> [Set exercise]
Retype the whole listing, please, keeping every line exact and dropping the pictures.

________________________________________

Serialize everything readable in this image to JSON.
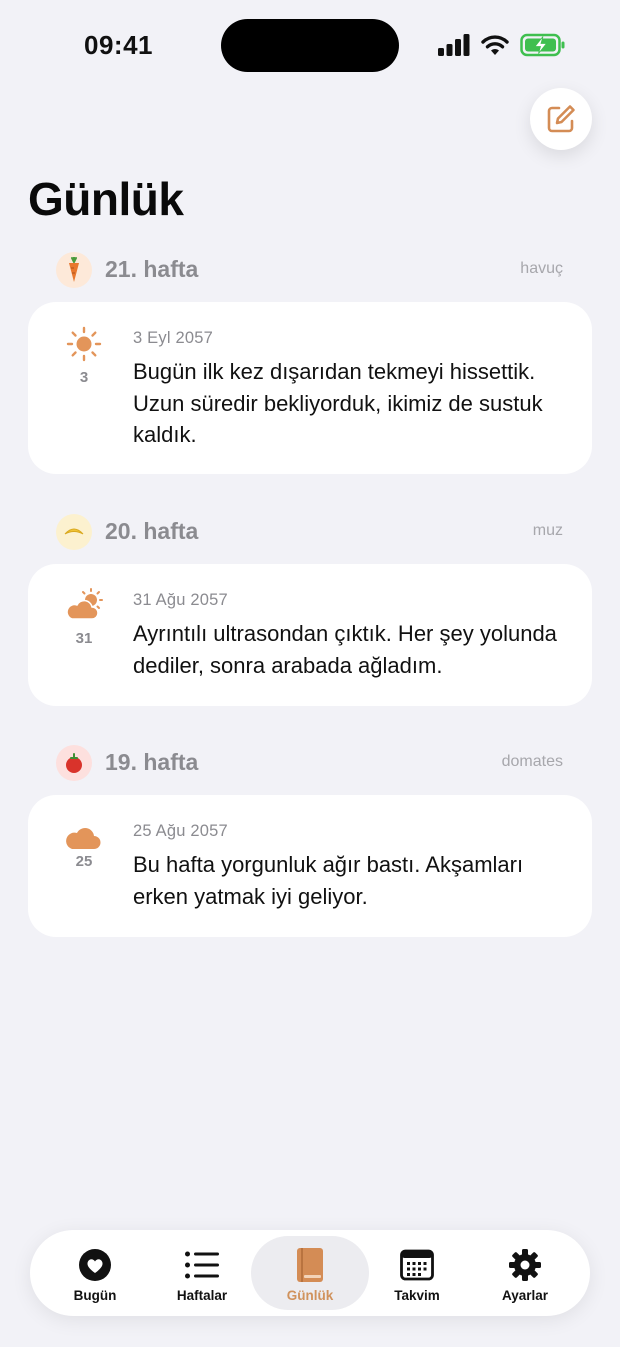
{
  "status_bar": {
    "time": "09:41"
  },
  "page": {
    "title": "Günlük"
  },
  "accent_color": "#d48c55",
  "compose_button": {
    "icon": "compose-icon"
  },
  "sections": [
    {
      "week_label": "21. hafta",
      "fruit_name": "havuç",
      "fruit_icon": "carrot-icon",
      "entries": [
        {
          "weather_icon": "sun-icon",
          "day": "3",
          "date": "3 Eyl 2057",
          "text": "Bugün ilk kez dışarıdan tekmeyi hissettik. Uzun süredir bekliyorduk, ikimiz de sustuk kaldık."
        }
      ]
    },
    {
      "week_label": "20. hafta",
      "fruit_name": "muz",
      "fruit_icon": "banana-icon",
      "entries": [
        {
          "weather_icon": "partly-sunny-icon",
          "day": "31",
          "date": "31 Ağu 2057",
          "text": "Ayrıntılı ultrasondan çıktık. Her şey yolunda dediler, sonra arabada ağladım."
        }
      ]
    },
    {
      "week_label": "19. hafta",
      "fruit_name": "domates",
      "fruit_icon": "tomato-icon",
      "entries": [
        {
          "weather_icon": "cloud-icon",
          "day": "25",
          "date": "25 Ağu 2057",
          "text": "Bu hafta yorgunluk ağır bastı. Akşamları erken yatmak iyi geliyor."
        }
      ]
    }
  ],
  "tab_bar": {
    "active": "Günlük",
    "tabs": [
      {
        "label": "Bugün",
        "icon": "heart-icon"
      },
      {
        "label": "Haftalar",
        "icon": "list-icon"
      },
      {
        "label": "Günlük",
        "icon": "book-icon"
      },
      {
        "label": "Takvim",
        "icon": "calendar-icon"
      },
      {
        "label": "Ayarlar",
        "icon": "gear-icon"
      }
    ]
  }
}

________________________________________

> [Task answer]
Serialize everything readable in this image to JSON.
{
  "status_bar": {
    "time": "09:41"
  },
  "page": {
    "title": "Günlük"
  },
  "accent_color": "#d48c55",
  "compose_button": {
    "icon": "compose-icon"
  },
  "sections": [
    {
      "week_label": "21. hafta",
      "fruit_name": "havuç",
      "fruit_icon": "carrot-icon",
      "entries": [
        {
          "weather_icon": "sun-icon",
          "day": "3",
          "date": "3 Eyl 2057",
          "text": "Bugün ilk kez dışarıdan tekmeyi hissettik. Uzun süredir bekliyorduk, ikimiz de sustuk kaldık."
        }
      ]
    },
    {
      "week_label": "20. hafta",
      "fruit_name": "muz",
      "fruit_icon": "banana-icon",
      "entries": [
        {
          "weather_icon": "partly-sunny-icon",
          "day": "31",
          "date": "31 Ağu 2057",
          "text": "Ayrıntılı ultrasondan çıktık. Her şey yolunda dediler, sonra arabada ağladım."
        }
      ]
    },
    {
      "week_label": "19. hafta",
      "fruit_name": "domates",
      "fruit_icon": "tomato-icon",
      "entries": [
        {
          "weather_icon": "cloud-icon",
          "day": "25",
          "date": "25 Ağu 2057",
          "text": "Bu hafta yorgunluk ağır bastı. Akşamları erken yatmak iyi geliyor."
        }
      ]
    }
  ],
  "tab_bar": {
    "active": "Günlük",
    "tabs": [
      {
        "label": "Bugün",
        "icon": "heart-icon"
      },
      {
        "label": "Haftalar",
        "icon": "list-icon"
      },
      {
        "label": "Günlük",
        "icon": "book-icon"
      },
      {
        "label": "Takvim",
        "icon": "calendar-icon"
      },
      {
        "label": "Ayarlar",
        "icon": "gear-icon"
      }
    ]
  }
}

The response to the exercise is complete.